## begin

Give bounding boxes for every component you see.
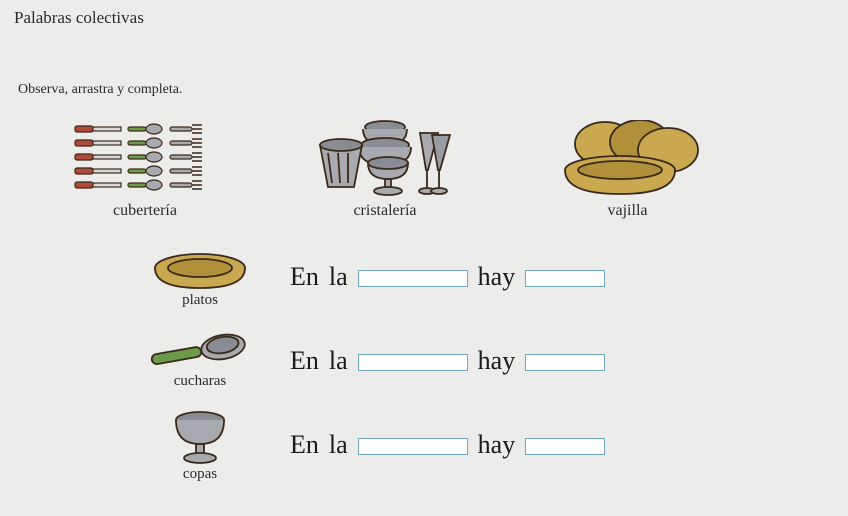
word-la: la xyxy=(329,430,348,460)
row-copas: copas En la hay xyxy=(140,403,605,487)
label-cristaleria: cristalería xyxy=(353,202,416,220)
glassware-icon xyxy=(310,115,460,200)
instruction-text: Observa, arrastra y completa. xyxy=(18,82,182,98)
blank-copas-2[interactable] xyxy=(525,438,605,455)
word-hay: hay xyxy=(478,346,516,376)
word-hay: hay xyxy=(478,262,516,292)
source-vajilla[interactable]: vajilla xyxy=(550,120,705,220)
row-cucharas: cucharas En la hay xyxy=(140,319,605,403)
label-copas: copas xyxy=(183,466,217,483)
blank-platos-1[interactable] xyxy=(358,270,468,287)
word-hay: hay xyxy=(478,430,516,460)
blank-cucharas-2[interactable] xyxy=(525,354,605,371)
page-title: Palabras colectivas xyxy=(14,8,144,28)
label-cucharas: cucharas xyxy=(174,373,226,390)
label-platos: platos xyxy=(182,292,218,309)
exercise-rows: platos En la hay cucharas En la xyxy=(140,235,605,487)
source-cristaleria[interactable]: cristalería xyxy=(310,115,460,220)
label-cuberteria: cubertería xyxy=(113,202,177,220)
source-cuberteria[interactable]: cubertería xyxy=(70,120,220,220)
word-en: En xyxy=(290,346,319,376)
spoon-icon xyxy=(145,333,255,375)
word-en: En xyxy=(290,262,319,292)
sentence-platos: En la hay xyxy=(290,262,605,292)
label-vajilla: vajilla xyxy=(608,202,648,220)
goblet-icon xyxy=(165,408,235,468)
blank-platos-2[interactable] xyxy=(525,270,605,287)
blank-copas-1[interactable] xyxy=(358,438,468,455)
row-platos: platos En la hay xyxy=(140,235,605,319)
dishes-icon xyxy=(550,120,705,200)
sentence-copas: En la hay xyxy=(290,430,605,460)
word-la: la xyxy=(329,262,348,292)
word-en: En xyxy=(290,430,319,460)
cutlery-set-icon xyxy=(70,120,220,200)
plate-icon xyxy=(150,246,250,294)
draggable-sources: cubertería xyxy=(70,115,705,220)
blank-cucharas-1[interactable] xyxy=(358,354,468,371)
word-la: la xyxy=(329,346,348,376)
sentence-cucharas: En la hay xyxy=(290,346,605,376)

## end
## begin

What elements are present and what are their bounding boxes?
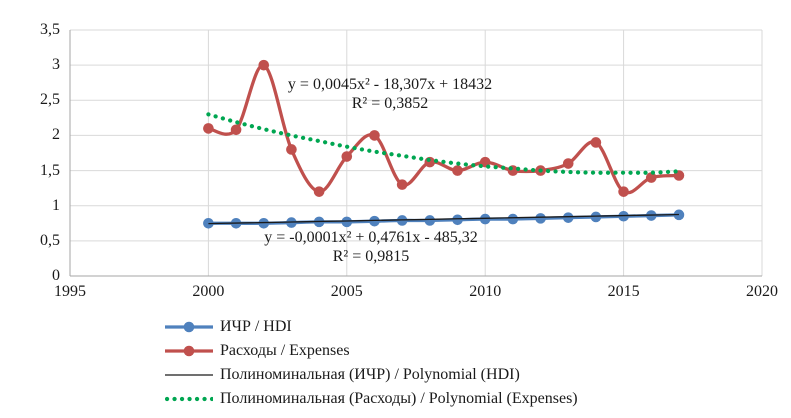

## end
## begin

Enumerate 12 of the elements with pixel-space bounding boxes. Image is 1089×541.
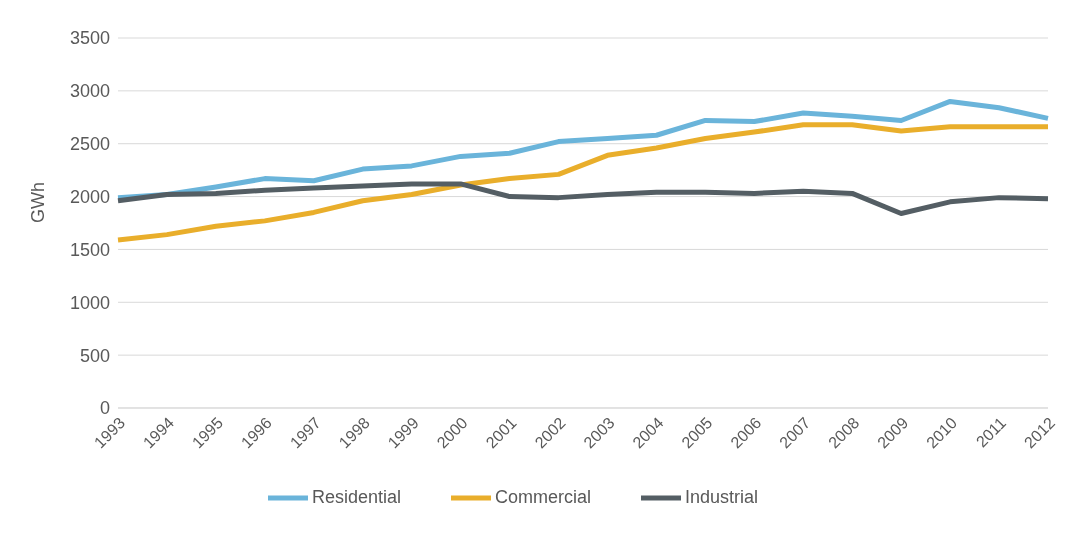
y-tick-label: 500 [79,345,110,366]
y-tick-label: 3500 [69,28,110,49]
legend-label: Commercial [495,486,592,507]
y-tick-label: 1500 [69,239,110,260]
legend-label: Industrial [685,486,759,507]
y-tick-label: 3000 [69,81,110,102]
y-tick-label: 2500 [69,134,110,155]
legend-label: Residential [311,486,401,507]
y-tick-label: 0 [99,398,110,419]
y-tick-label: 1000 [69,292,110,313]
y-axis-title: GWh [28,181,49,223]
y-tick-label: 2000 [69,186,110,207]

## end

**Work to complete**
Extract the lines starting at the one containing "Enumerate 12 of" and ending at the one containing "legend-label: Residential [311,486,401,507]", both included, and reproduce them unchanged. Omit the pictures from the answer.

**Result of this exercise**
Enumerate 12 of the elements with pixel-space bounding boxes. Image is 1089×541.
y-tick-label: 500 [79,345,110,366]
y-tick-label: 3500 [69,28,110,49]
legend-label: Commercial [495,486,592,507]
y-tick-label: 1500 [69,239,110,260]
legend-label: Industrial [685,486,759,507]
y-tick-label: 3000 [69,81,110,102]
y-tick-label: 2500 [69,134,110,155]
legend-label: Residential [311,486,401,507]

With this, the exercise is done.